[Entries taken from a collection]
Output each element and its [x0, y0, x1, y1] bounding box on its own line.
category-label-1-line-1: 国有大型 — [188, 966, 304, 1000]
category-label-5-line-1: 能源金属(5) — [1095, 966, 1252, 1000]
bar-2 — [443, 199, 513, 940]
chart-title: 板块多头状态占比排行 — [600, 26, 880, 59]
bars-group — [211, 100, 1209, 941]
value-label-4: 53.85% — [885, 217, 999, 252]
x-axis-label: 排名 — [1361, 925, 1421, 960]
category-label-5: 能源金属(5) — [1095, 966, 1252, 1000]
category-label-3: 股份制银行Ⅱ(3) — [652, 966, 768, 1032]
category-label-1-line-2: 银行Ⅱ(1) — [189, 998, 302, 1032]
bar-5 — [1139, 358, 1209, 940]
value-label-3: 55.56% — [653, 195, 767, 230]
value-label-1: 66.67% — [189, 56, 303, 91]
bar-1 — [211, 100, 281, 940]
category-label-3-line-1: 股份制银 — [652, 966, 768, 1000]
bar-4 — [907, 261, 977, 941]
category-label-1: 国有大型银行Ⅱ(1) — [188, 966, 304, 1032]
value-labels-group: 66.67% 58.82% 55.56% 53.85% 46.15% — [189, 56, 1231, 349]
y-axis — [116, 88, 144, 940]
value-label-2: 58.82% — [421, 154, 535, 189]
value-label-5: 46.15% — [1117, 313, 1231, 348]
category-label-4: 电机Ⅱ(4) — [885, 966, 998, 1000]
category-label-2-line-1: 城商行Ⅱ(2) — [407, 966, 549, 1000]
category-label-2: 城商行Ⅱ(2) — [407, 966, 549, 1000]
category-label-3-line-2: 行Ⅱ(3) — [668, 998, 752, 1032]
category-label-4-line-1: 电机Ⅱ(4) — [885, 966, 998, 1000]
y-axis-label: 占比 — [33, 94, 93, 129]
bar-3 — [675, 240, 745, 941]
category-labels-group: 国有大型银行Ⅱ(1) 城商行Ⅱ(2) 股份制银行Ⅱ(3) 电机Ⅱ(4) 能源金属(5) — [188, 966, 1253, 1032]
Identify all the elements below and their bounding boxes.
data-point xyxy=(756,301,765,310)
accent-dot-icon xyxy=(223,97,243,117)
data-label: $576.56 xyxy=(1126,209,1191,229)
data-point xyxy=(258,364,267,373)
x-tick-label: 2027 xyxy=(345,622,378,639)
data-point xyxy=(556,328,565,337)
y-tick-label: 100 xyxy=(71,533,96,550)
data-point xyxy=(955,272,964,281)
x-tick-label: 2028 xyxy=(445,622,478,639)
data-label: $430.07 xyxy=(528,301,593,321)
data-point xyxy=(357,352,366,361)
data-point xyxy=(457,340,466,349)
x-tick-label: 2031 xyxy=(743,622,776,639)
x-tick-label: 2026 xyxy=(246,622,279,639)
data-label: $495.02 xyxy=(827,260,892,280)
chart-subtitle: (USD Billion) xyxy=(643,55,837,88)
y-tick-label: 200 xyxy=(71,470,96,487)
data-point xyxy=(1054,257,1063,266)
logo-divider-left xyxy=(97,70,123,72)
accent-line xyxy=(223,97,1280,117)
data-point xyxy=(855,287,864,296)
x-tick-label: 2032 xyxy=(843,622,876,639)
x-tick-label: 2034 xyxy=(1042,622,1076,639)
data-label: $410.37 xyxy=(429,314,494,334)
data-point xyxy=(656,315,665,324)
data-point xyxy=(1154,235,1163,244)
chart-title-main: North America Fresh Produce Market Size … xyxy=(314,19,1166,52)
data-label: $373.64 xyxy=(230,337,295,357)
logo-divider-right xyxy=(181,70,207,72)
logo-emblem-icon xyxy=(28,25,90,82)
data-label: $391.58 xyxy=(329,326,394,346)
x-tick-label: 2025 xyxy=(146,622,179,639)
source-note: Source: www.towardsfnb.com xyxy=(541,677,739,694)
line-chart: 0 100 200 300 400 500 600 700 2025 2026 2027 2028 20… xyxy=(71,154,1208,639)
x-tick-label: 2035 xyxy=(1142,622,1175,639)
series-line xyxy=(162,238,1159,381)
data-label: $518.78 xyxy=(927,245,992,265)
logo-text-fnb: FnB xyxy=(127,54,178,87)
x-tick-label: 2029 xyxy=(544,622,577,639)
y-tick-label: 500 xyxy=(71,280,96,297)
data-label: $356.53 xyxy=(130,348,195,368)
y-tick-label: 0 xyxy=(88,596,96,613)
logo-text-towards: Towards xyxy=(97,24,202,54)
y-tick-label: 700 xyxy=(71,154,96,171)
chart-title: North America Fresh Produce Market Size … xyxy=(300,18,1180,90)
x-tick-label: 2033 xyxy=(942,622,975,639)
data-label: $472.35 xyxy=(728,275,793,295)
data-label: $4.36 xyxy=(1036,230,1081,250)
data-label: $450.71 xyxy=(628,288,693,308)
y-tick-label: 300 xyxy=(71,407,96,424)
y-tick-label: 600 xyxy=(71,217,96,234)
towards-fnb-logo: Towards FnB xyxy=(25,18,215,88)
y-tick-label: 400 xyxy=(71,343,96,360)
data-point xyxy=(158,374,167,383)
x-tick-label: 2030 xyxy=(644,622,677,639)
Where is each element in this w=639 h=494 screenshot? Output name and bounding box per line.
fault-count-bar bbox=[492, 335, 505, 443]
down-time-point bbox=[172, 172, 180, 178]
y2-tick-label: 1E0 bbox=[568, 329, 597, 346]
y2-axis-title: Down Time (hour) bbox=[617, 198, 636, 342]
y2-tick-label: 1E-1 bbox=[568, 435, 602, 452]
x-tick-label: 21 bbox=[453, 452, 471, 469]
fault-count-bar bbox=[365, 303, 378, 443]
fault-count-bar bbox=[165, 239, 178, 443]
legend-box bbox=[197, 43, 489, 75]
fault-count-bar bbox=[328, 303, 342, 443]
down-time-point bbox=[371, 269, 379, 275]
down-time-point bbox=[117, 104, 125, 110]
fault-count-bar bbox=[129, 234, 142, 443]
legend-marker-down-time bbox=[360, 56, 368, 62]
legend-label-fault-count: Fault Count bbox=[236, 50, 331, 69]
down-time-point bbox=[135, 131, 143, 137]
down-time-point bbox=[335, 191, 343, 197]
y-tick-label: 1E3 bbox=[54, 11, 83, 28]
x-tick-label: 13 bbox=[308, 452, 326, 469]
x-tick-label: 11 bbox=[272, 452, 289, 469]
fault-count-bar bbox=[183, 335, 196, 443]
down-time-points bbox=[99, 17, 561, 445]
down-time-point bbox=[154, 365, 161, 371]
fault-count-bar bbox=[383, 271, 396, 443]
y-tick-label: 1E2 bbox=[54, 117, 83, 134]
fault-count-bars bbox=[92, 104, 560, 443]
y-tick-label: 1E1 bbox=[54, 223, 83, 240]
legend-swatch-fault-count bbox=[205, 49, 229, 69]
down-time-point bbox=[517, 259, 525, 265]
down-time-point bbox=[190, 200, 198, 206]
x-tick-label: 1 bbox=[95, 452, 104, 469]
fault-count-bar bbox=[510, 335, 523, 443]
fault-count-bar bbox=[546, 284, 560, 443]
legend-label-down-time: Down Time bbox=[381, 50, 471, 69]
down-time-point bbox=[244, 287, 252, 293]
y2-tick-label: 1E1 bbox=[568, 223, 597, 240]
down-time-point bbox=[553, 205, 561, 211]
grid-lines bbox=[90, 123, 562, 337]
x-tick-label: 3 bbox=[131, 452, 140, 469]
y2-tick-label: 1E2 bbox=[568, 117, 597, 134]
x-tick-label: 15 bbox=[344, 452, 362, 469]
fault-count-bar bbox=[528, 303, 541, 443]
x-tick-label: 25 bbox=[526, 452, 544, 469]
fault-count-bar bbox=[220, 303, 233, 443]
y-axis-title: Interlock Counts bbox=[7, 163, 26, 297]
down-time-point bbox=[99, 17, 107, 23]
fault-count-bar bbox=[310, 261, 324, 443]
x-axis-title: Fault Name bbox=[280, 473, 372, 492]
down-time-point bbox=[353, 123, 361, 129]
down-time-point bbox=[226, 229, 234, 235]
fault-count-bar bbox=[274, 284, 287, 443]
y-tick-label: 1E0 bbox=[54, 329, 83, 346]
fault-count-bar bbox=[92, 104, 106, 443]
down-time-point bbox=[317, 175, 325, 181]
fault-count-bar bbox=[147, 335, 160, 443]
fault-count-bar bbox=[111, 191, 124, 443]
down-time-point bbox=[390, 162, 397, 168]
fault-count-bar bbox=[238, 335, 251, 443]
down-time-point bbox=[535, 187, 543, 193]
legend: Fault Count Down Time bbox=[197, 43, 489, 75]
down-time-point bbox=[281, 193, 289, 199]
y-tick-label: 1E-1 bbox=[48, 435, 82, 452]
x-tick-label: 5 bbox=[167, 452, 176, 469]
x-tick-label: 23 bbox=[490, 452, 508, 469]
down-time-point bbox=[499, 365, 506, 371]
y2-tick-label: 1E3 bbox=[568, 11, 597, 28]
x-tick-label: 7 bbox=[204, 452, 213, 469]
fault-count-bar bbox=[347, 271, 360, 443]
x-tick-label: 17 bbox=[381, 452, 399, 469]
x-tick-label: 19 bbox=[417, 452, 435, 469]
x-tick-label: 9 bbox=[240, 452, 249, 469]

WRITTEN INSTRUCTION: Please give the entries, from the first line through the line containing "category-label-4-line-1: 电机Ⅱ(4) —" (both included), as a Markdown table with the columns Number and Line, skipping any blank lines.

THE COMPLETED TASK:
| Number | Line |
|---|---|
| 1 | Output each element and its [x0, y0, x1, y1] bounding box on its own line. |
| 2 | category-label-1-line-1: 国有大型 — [188, 966, 304, 1000] |
| 3 | category-label-5-line-1: 能源金属(5) — [1095, 966, 1252, 1000] |
| 4 | bar-2 — [443, 199, 513, 940] |
| 5 | chart-title: 板块多头状态占比排行 — [600, 26, 880, 59] |
| 6 | bars-group — [211, 100, 1209, 941] |
| 7 | value-label-4: 53.85% — [885, 217, 999, 252] |
| 8 | x-axis-label: 排名 — [1361, 925, 1421, 960] |
| 9 | category-label-5: 能源金属(5) — [1095, 966, 1252, 1000] |
| 10 | category-label-3: 股份制银行Ⅱ(3) — [652, 966, 768, 1032] |
| 11 | category-label-1-line-2: 银行Ⅱ(1) — [189, 998, 302, 1032] |
| 12 | bar-5 — [1139, 358, 1209, 940] |
| 13 | value-label-3: 55.56% — [653, 195, 767, 230] |
| 14 | value-label-1: 66.67% — [189, 56, 303, 91] |
| 15 | bar-1 — [211, 100, 281, 940] |
| 16 | category-label-3-line-1: 股份制银 — [652, 966, 768, 1000] |
| 17 | bar-4 — [907, 261, 977, 941] |
| 18 | category-label-1: 国有大型银行Ⅱ(1) — [188, 966, 304, 1032] |
| 19 | value-labels-group: 66.67% 58.82% 55.56% 53.85% 46.15% — [189, 56, 1231, 349] |
| 20 | y-axis — [116, 88, 144, 940] |
| 21 | value-label-2: 58.82% — [421, 154, 535, 189] |
| 22 | value-label-5: 46.15% — [1117, 313, 1231, 348] |
| 23 | category-label-4: 电机Ⅱ(4) — [885, 966, 998, 1000] |
| 24 | category-label-2-line-1: 城商行Ⅱ(2) — [407, 966, 549, 1000] |
| 25 | category-label-2: 城商行Ⅱ(2) — [407, 966, 549, 1000] |
| 26 | category-label-3-line-2: 行Ⅱ(3) — [668, 998, 752, 1032] |
| 27 | category-label-4-line-1: 电机Ⅱ(4) — [885, 966, 998, 1000] |